* BEGIN Given data *

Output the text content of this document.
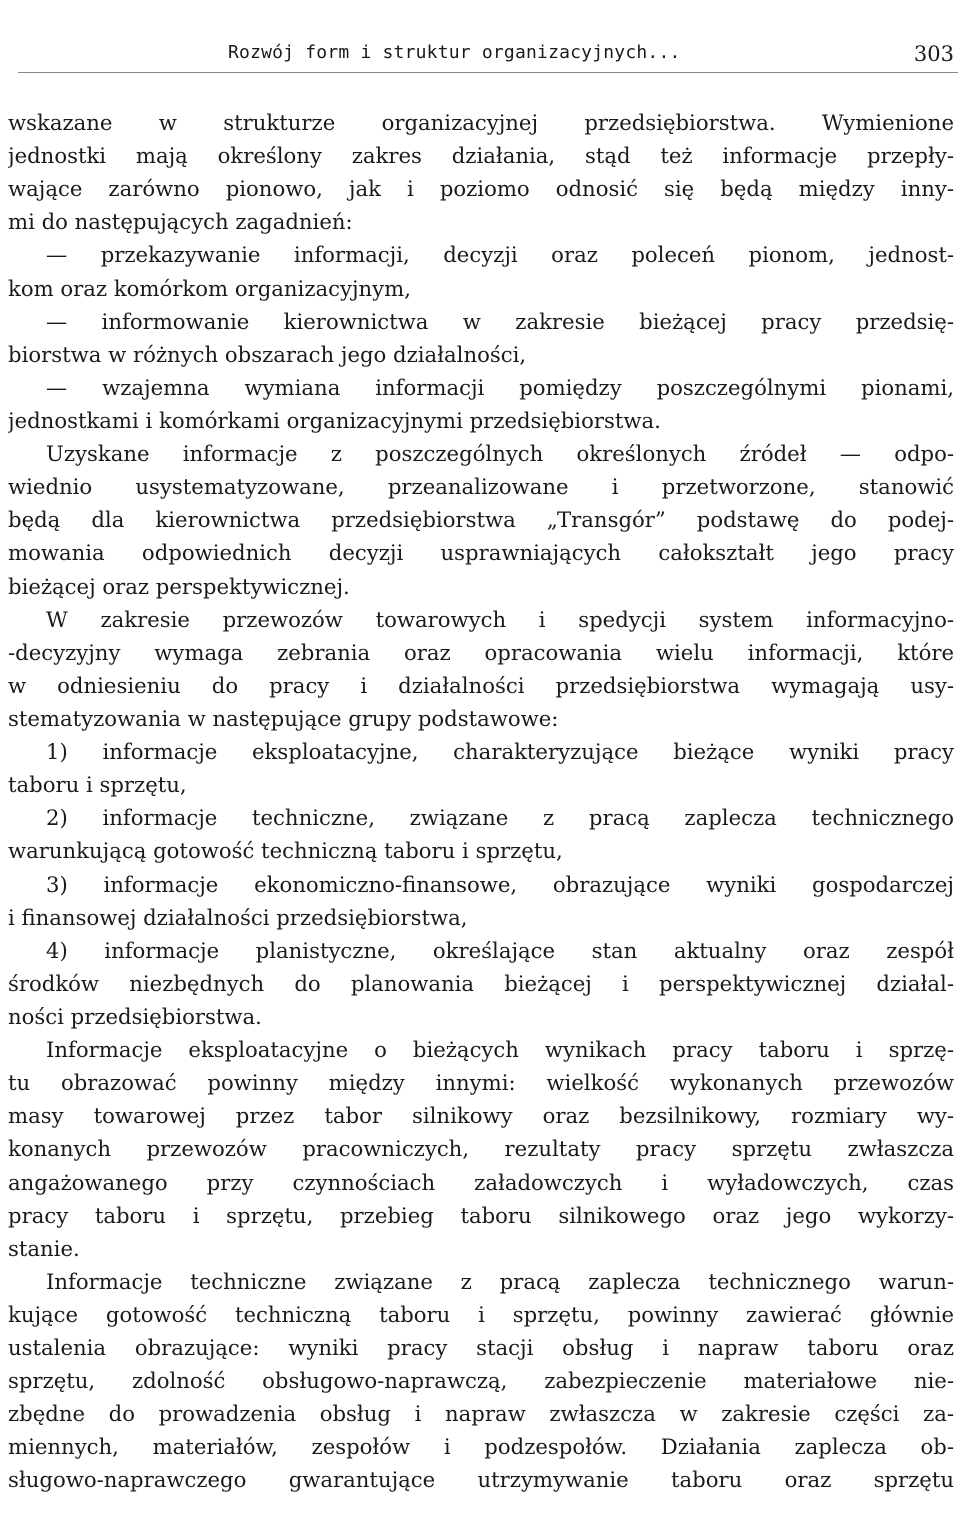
Rozwój form i struktur organizacyjnych...	303
wskazane w strukturze organizacyjnej przedsiębiorstwa. Wymienione
jednostki mają określony zakres działania, stąd też informacje przepły-
wające zarówno pionowo, jak i poziomo odnosić się będą między inny-
mi do następujących zagadnień:
— przekazywanie informacji, decyzji oraz poleceń pionom, jednost-
kom oraz komórkom organizacyjnym,
— informowanie kierownictwa w zakresie bieżącej pracy przedsię-
biorstwa w różnych obszarach jego działalności,
— wzajemna wymiana informacji pomiędzy poszczególnymi pionami,
jednostkami i komórkami organizacyjnymi przedsiębiorstwa.
Uzyskane informacje z poszczególnych określonych źródeł — odpo-
wiednio usystematyzowane, przeanalizowane i przetworzone, stanowić
będą dla kierownictwa przedsiębiorstwa „Transgór” podstawę do podej-
mowania odpowiednich decyzji usprawniających całokształt jego pracy
bieżącej oraz perspektywicznej.
W zakresie przewozów towarowych i spedycji system informacyjno-
-decyzyjny wymaga zebrania oraz opracowania wielu informacji, które
w odniesieniu do pracy i działalności przedsiębiorstwa wymagają usy-
stematyzowania w następujące grupy podstawowe:
1) informacje eksploatacyjne, charakteryzujące bieżące wyniki pracy
taboru i sprzętu,
2) informacje techniczne, związane z pracą zaplecza technicznego
warunkującą gotowość techniczną taboru i sprzętu,
3) informacje ekonomiczno-finansowe, obrazujące wyniki gospodarczej
i finansowej działalności przedsiębiorstwa,
4) informacje planistyczne, określające stan aktualny oraz zespół
środków niezbędnych do planowania bieżącej i perspektywicznej działal-
ności przedsiębiorstwa.
Informacje eksploatacyjne o bieżących wynikach pracy taboru i sprzę-
tu obrazować powinny między innymi: wielkość wykonanych przewozów
masy towarowej przez tabor silnikowy oraz bezsilnikowy, rozmiary wy-
konanych przewozów pracowniczych, rezultaty pracy sprzętu zwłaszcza
angażowanego przy czynnościach załadowczych i wyładowczych, czas
pracy taboru i sprzętu, przebieg taboru silnikowego oraz jego wykorzy-
stanie.
Informacje techniczne związane z pracą zaplecza technicznego warun-
kujące gotowość techniczną taboru i sprzętu, powinny zawierać głównie
ustalenia obrazujące: wyniki pracy stacji obsług i napraw taboru oraz
sprzętu, zdolność obsługowo-naprawczą, zabezpieczenie materiałowe nie-
zbędne do prowadzenia obsług i napraw zwłaszcza w zakresie części za-
miennych, materiałów, zespołów i podzespołów. Działania zaplecza ob-
sługowo-naprawczego gwarantujące utrzymywanie taboru oraz sprzętu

* END Given data *

■ What is expected: Reproduce every record above exactly, omitting the pictures.

■ Completed exercise:
Output the text content of this document.
Rozwój form i struktur organizacyjnych...	303
wskazane w strukturze organizacyjnej przedsiębiorstwa. Wymienione
jednostki mają określony zakres działania, stąd też informacje przepły-
wające zarówno pionowo, jak i poziomo odnosić się będą między inny-
mi do następujących zagadnień:
— przekazywanie informacji, decyzji oraz poleceń pionom, jednost-
kom oraz komórkom organizacyjnym,
— informowanie kierownictwa w zakresie bieżącej pracy przedsię-
biorstwa w różnych obszarach jego działalności,
— wzajemna wymiana informacji pomiędzy poszczególnymi pionami,
jednostkami i komórkami organizacyjnymi przedsiębiorstwa.
Uzyskane informacje z poszczególnych określonych źródeł — odpo-
wiednio usystematyzowane, przeanalizowane i przetworzone, stanowić
będą dla kierownictwa przedsiębiorstwa „Transgór” podstawę do podej-
mowania odpowiednich decyzji usprawniających całokształt jego pracy
bieżącej oraz perspektywicznej.
W zakresie przewozów towarowych i spedycji system informacyjno-
-decyzyjny wymaga zebrania oraz opracowania wielu informacji, które
w odniesieniu do pracy i działalności przedsiębiorstwa wymagają usy-
stematyzowania w następujące grupy podstawowe:
1) informacje eksploatacyjne, charakteryzujące bieżące wyniki pracy
taboru i sprzętu,
2) informacje techniczne, związane z pracą zaplecza technicznego
warunkującą gotowość techniczną taboru i sprzętu,
3) informacje ekonomiczno-finansowe, obrazujące wyniki gospodarczej
i finansowej działalności przedsiębiorstwa,
4) informacje planistyczne, określające stan aktualny oraz zespół
środków niezbędnych do planowania bieżącej i perspektywicznej działal-
ności przedsiębiorstwa.
Informacje eksploatacyjne o bieżących wynikach pracy taboru i sprzę-
tu obrazować powinny między innymi: wielkość wykonanych przewozów
masy towarowej przez tabor silnikowy oraz bezsilnikowy, rozmiary wy-
konanych przewozów pracowniczych, rezultaty pracy sprzętu zwłaszcza
angażowanego przy czynnościach załadowczych i wyładowczych, czas
pracy taboru i sprzętu, przebieg taboru silnikowego oraz jego wykorzy-
stanie.
Informacje techniczne związane z pracą zaplecza technicznego warun-
kujące gotowość techniczną taboru i sprzętu, powinny zawierać głównie
ustalenia obrazujące: wyniki pracy stacji obsług i napraw taboru oraz
sprzętu, zdolność obsługowo-naprawczą, zabezpieczenie materiałowe nie-
zbędne do prowadzenia obsług i napraw zwłaszcza w zakresie części za-
miennych, materiałów, zespołów i podzespołów. Działania zaplecza ob-
sługowo-naprawczego gwarantujące utrzymywanie taboru oraz sprzętu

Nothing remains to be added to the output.